Write out all the lines again, precisely as they stand, but without the images.

[Items from a data source]
########################################
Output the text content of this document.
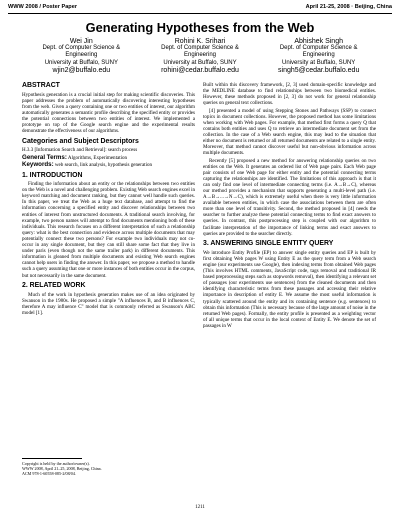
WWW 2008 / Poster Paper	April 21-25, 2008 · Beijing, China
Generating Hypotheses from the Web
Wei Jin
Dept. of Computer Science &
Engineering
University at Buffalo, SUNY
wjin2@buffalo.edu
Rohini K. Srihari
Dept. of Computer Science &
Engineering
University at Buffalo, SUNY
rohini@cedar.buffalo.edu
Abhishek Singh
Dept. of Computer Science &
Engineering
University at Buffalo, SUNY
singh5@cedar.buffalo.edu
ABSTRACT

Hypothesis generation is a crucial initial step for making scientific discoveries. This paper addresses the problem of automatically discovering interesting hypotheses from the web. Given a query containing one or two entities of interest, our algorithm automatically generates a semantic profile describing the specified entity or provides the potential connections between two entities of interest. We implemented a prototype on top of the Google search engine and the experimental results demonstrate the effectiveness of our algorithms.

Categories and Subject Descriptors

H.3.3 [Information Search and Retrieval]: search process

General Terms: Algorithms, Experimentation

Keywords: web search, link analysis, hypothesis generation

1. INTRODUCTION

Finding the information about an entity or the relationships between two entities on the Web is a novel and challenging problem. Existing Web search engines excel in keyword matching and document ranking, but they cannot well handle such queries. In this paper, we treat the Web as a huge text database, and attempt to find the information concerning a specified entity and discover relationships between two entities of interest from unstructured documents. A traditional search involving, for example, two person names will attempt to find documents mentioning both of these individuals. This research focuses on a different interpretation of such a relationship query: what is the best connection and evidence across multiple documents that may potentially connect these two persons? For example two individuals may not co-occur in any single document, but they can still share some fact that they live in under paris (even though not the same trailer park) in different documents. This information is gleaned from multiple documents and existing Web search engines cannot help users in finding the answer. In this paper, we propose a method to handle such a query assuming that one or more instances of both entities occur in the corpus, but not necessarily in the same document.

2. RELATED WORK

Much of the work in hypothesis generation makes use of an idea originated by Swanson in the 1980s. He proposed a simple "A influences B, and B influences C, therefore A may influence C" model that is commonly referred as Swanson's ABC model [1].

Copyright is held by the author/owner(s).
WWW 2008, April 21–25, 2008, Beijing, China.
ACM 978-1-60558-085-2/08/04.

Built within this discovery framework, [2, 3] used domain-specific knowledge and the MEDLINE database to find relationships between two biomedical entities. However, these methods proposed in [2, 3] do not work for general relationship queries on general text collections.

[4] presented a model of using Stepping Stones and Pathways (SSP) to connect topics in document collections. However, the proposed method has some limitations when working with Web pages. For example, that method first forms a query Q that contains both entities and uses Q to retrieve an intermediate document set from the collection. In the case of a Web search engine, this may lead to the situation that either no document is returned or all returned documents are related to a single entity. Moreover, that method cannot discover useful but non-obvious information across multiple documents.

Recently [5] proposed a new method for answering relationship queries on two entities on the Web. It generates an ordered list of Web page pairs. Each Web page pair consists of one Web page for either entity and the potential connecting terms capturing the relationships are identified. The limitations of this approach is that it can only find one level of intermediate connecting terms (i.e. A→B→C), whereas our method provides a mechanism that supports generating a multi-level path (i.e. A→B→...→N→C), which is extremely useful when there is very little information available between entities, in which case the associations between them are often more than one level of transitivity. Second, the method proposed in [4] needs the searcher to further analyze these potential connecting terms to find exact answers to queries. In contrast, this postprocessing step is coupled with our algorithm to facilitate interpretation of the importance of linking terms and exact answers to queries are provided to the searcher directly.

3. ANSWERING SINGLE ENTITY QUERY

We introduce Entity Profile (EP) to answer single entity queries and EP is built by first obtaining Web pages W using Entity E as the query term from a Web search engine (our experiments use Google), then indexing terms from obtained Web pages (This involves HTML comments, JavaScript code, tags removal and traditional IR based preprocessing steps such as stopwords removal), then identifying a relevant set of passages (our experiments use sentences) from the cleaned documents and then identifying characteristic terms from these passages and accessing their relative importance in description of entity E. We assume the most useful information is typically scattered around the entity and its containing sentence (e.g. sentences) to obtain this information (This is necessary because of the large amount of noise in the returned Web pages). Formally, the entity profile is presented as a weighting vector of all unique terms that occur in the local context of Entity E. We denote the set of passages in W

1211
########################################
OUTPUT OF THE EXERCISE –
Output the text content of this document.
WWW 2008 / Poster Paper	April 21-25, 2008 · Beijing, China
Generating Hypotheses from the Web
Wei Jin
Dept. of Computer Science &
Engineering
University at Buffalo, SUNY
wjin2@buffalo.edu
Rohini K. Srihari
Dept. of Computer Science &
Engineering
University at Buffalo, SUNY
rohini@cedar.buffalo.edu
Abhishek Singh
Dept. of Computer Science &
Engineering
University at Buffalo, SUNY
singh5@cedar.buffalo.edu
ABSTRACT

Hypothesis generation is a crucial initial step for making scientific discoveries. This paper addresses the problem of automatically discovering interesting hypotheses from the web. Given a query containing one or two entities of interest, our algorithm automatically generates a semantic profile describing the specified entity or provides the potential connections between two entities of interest. We implemented a prototype on top of the Google search engine and the experimental results demonstrate the effectiveness of our algorithms.

Categories and Subject Descriptors

H.3.3 [Information Search and Retrieval]: search process

General Terms: Algorithms, Experimentation

Keywords: web search, link analysis, hypothesis generation

1. INTRODUCTION

Finding the information about an entity or the relationships between two entities on the Web is a novel and challenging problem. Existing Web search engines excel in keyword matching and document ranking, but they cannot well handle such queries. In this paper, we treat the Web as a huge text database, and attempt to find the information concerning a specified entity and discover relationships between two entities of interest from unstructured documents. A traditional search involving, for example, two person names will attempt to find documents mentioning both of these individuals. This research focuses on a different interpretation of such a relationship query: what is the best connection and evidence across multiple documents that may potentially connect these two persons? For example two individuals may not co-occur in any single document, but they can still share some fact that they live in under paris (even though not the same trailer park) in different documents. This information is gleaned from multiple documents and existing Web search engines cannot help users in finding the answer. In this paper, we propose a method to handle such a query assuming that one or more instances of both entities occur in the corpus, but not necessarily in the same document.

2. RELATED WORK

Much of the work in hypothesis generation makes use of an idea originated by Swanson in the 1980s. He proposed a simple "A influences B, and B influences C, therefore A may influence C" model that is commonly referred as Swanson's ABC model [1].

Copyright is held by the author/owner(s).
WWW 2008, April 21–25, 2008, Beijing, China.
ACM 978-1-60558-085-2/08/04.

Built within this discovery framework, [2, 3] used domain-specific knowledge and the MEDLINE database to find relationships between two biomedical entities. However, these methods proposed in [2, 3] do not work for general relationship queries on general text collections.

[4] presented a model of using Stepping Stones and Pathways (SSP) to connect topics in document collections. However, the proposed method has some limitations when working with Web pages. For example, that method first forms a query Q that contains both entities and uses Q to retrieve an intermediate document set from the collection. In the case of a Web search engine, this may lead to the situation that either no document is returned or all returned documents are related to a single entity. Moreover, that method cannot discover useful but non-obvious information across multiple documents.

Recently [5] proposed a new method for answering relationship queries on two entities on the Web. It generates an ordered list of Web page pairs. Each Web page pair consists of one Web page for either entity and the potential connecting terms capturing the relationships are identified. The limitations of this approach is that it can only find one level of intermediate connecting terms (i.e. A→B→C), whereas our method provides a mechanism that supports generating a multi-level path (i.e. A→B→...→N→C), which is extremely useful when there is very little information available between entities, in which case the associations between them are often more than one level of transitivity. Second, the method proposed in [4] needs the searcher to further analyze these potential connecting terms to find exact answers to queries. In contrast, this postprocessing step is coupled with our algorithm to facilitate interpretation of the importance of linking terms and exact answers to queries are provided to the searcher directly.

3. ANSWERING SINGLE ENTITY QUERY

We introduce Entity Profile (EP) to answer single entity queries and EP is built by first obtaining Web pages W using Entity E as the query term from a Web search engine (our experiments use Google), then indexing terms from obtained Web pages (This involves HTML comments, JavaScript code, tags removal and traditional IR based preprocessing steps such as stopwords removal), then identifying a relevant set of passages (our experiments use sentences) from the cleaned documents and then identifying characteristic terms from these passages and accessing their relative importance in description of entity E. We assume the most useful information is typically scattered around the entity and its containing sentence (e.g. sentences) to obtain this information (This is necessary because of the large amount of noise in the returned Web pages). Formally, the entity profile is presented as a weighting vector of all unique terms that occur in the local context of Entity E. We denote the set of passages in W

1211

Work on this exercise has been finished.